** Given exercise **
Give every line of the data again, unchanged, but with no pictures.

** Records supplied **
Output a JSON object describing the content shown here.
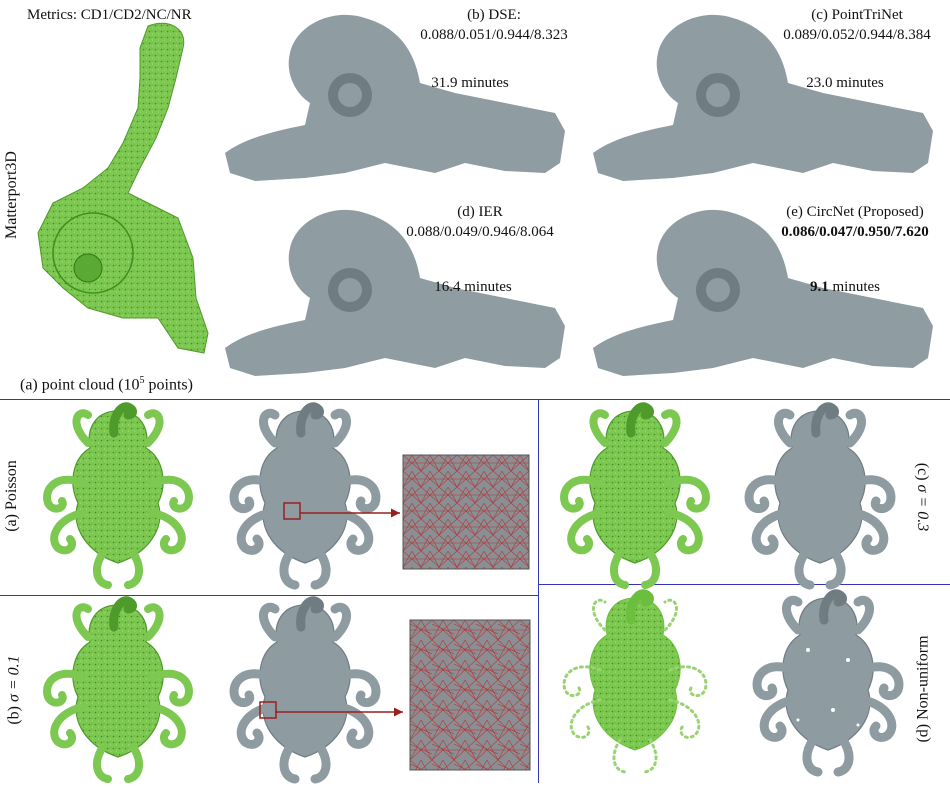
{
  "top": {
    "metrics_label": "Metrics: CD1/CD2/NC/NR",
    "dataset_label": "Matterport3D",
    "caption_a_prefix": "(a) point cloud (10",
    "caption_a_exp": "5",
    "caption_a_suffix": " points)",
    "methods": [
      {
        "title": "(b) DSE:",
        "metrics": "0.088/0.051/0.944/8.323",
        "time": "31.9 minutes",
        "time_value": "",
        "time_unit": ""
      },
      {
        "title": "(c) PointTriNet",
        "metrics": "0.089/0.052/0.944/8.384",
        "time": "23.0 minutes",
        "time_value": "",
        "time_unit": ""
      },
      {
        "title": "(d) IER",
        "metrics": "0.088/0.049/0.946/8.064",
        "time": "16.4 minutes",
        "time_value": "",
        "time_unit": ""
      },
      {
        "title": "(e) CircNet (Proposed)",
        "metrics": "0.086/0.047/0.950/7.620",
        "time": "",
        "time_value": "9.1",
        "time_unit": " minutes"
      }
    ]
  },
  "bottom": {
    "labels": {
      "poisson": "(a) Poisson",
      "sigma01_prefix": "(b) ",
      "sigma01_expr": "σ = 0.1",
      "sigma03_prefix": "(c) ",
      "sigma03_expr": "σ = 0.3",
      "nonuniform": "(d) Non-uniform"
    }
  },
  "colors": {
    "point_cloud_green": "#6cbf3e",
    "mesh_gray": "#8e9ca2",
    "divider_blue": "#3535b8",
    "arrow_red": "#9a1f1f",
    "wire_red": "#b0383a"
  }
}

** Final result **
Output a JSON object describing the content shown here.
{
  "top": {
    "metrics_label": "Metrics: CD1/CD2/NC/NR",
    "dataset_label": "Matterport3D",
    "caption_a_prefix": "(a) point cloud (10",
    "caption_a_exp": "5",
    "caption_a_suffix": " points)",
    "methods": [
      {
        "title": "(b) DSE:",
        "metrics": "0.088/0.051/0.944/8.323",
        "time": "31.9 minutes",
        "time_value": "",
        "time_unit": ""
      },
      {
        "title": "(c) PointTriNet",
        "metrics": "0.089/0.052/0.944/8.384",
        "time": "23.0 minutes",
        "time_value": "",
        "time_unit": ""
      },
      {
        "title": "(d) IER",
        "metrics": "0.088/0.049/0.946/8.064",
        "time": "16.4 minutes",
        "time_value": "",
        "time_unit": ""
      },
      {
        "title": "(e) CircNet (Proposed)",
        "metrics": "0.086/0.047/0.950/7.620",
        "time": "",
        "time_value": "9.1",
        "time_unit": " minutes"
      }
    ]
  },
  "bottom": {
    "labels": {
      "poisson": "(a) Poisson",
      "sigma01_prefix": "(b) ",
      "sigma01_expr": "σ = 0.1",
      "sigma03_prefix": "(c) ",
      "sigma03_expr": "σ = 0.3",
      "nonuniform": "(d) Non-uniform"
    }
  },
  "colors": {
    "point_cloud_green": "#6cbf3e",
    "mesh_gray": "#8e9ca2",
    "divider_blue": "#3535b8",
    "arrow_red": "#9a1f1f",
    "wire_red": "#b0383a"
  }
}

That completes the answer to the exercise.